**Problem description**. Output the material word for word. Leave each picture out.

***** Material provided *****

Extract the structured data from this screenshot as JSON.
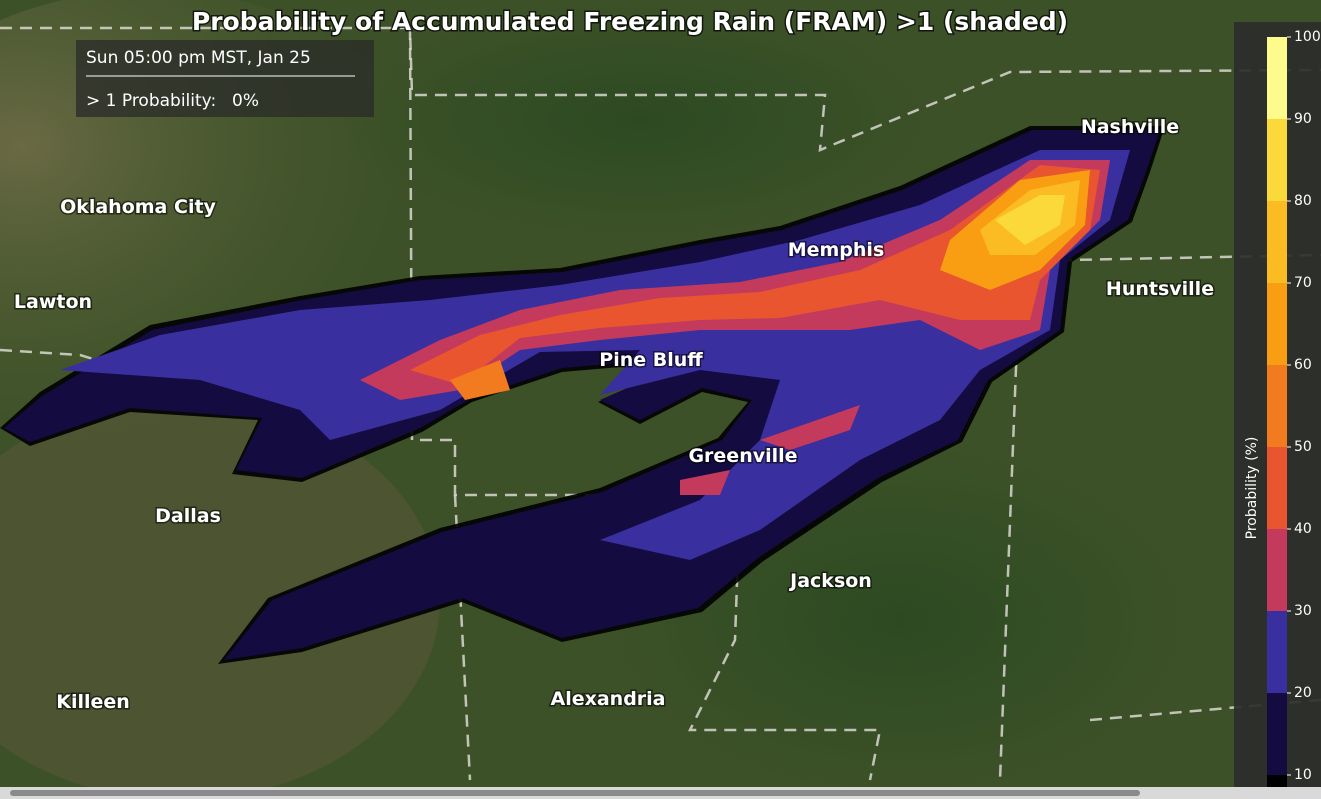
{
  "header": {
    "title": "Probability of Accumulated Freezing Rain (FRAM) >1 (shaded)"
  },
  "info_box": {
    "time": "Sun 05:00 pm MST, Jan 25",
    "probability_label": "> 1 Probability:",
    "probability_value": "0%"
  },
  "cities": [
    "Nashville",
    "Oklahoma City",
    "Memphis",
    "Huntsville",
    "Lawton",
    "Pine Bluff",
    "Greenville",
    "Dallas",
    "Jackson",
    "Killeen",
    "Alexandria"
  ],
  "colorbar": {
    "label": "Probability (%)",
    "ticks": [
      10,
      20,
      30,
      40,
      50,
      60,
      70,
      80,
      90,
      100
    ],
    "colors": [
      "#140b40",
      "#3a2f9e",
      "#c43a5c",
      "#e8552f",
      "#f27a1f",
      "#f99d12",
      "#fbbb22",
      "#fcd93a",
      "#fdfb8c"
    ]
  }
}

*****

**Final result**.
Extract the structured data from this screenshot as JSON.
{
  "header": {
    "title": "Probability of Accumulated Freezing Rain (FRAM) >1 (shaded)"
  },
  "info_box": {
    "time": "Sun 05:00 pm MST, Jan 25",
    "probability_label": "> 1 Probability:",
    "probability_value": "0%"
  },
  "cities": [
    "Nashville",
    "Oklahoma City",
    "Memphis",
    "Huntsville",
    "Lawton",
    "Pine Bluff",
    "Greenville",
    "Dallas",
    "Jackson",
    "Killeen",
    "Alexandria"
  ],
  "colorbar": {
    "label": "Probability (%)",
    "ticks": [
      10,
      20,
      30,
      40,
      50,
      60,
      70,
      80,
      90,
      100
    ],
    "colors": [
      "#140b40",
      "#3a2f9e",
      "#c43a5c",
      "#e8552f",
      "#f27a1f",
      "#f99d12",
      "#fbbb22",
      "#fcd93a",
      "#fdfb8c"
    ]
  }
}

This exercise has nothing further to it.